# Problem description:
Below is a block of records; repeat all of them exactly.

# Data provided:
***
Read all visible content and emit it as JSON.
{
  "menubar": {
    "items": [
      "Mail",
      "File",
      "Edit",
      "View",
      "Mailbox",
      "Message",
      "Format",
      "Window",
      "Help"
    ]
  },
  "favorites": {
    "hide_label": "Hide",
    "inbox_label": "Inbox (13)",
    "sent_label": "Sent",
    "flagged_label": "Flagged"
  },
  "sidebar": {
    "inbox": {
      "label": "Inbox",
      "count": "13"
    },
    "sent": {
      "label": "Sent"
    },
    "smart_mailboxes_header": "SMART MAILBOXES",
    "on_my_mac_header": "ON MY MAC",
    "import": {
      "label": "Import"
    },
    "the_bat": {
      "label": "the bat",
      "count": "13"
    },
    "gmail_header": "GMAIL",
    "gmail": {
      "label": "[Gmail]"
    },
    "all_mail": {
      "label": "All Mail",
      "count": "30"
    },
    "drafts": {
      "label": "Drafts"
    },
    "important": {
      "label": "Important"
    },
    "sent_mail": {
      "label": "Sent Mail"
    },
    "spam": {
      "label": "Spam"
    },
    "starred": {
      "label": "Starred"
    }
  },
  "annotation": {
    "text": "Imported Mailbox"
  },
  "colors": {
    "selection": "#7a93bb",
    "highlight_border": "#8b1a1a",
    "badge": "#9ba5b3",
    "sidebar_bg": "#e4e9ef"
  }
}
***
# Answer to the exercise:
Read all visible content and emit it as JSON.
{
  "menubar": {
    "items": [
      "Mail",
      "File",
      "Edit",
      "View",
      "Mailbox",
      "Message",
      "Format",
      "Window",
      "Help"
    ]
  },
  "favorites": {
    "hide_label": "Hide",
    "inbox_label": "Inbox (13)",
    "sent_label": "Sent",
    "flagged_label": "Flagged"
  },
  "sidebar": {
    "inbox": {
      "label": "Inbox",
      "count": "13"
    },
    "sent": {
      "label": "Sent"
    },
    "smart_mailboxes_header": "SMART MAILBOXES",
    "on_my_mac_header": "ON MY MAC",
    "import": {
      "label": "Import"
    },
    "the_bat": {
      "label": "the bat",
      "count": "13"
    },
    "gmail_header": "GMAIL",
    "gmail": {
      "label": "[Gmail]"
    },
    "all_mail": {
      "label": "All Mail",
      "count": "30"
    },
    "drafts": {
      "label": "Drafts"
    },
    "important": {
      "label": "Important"
    },
    "sent_mail": {
      "label": "Sent Mail"
    },
    "spam": {
      "label": "Spam"
    },
    "starred": {
      "label": "Starred"
    }
  },
  "annotation": {
    "text": "Imported Mailbox"
  },
  "colors": {
    "selection": "#7a93bb",
    "highlight_border": "#8b1a1a",
    "badge": "#9ba5b3",
    "sidebar_bg": "#e4e9ef"
  }
}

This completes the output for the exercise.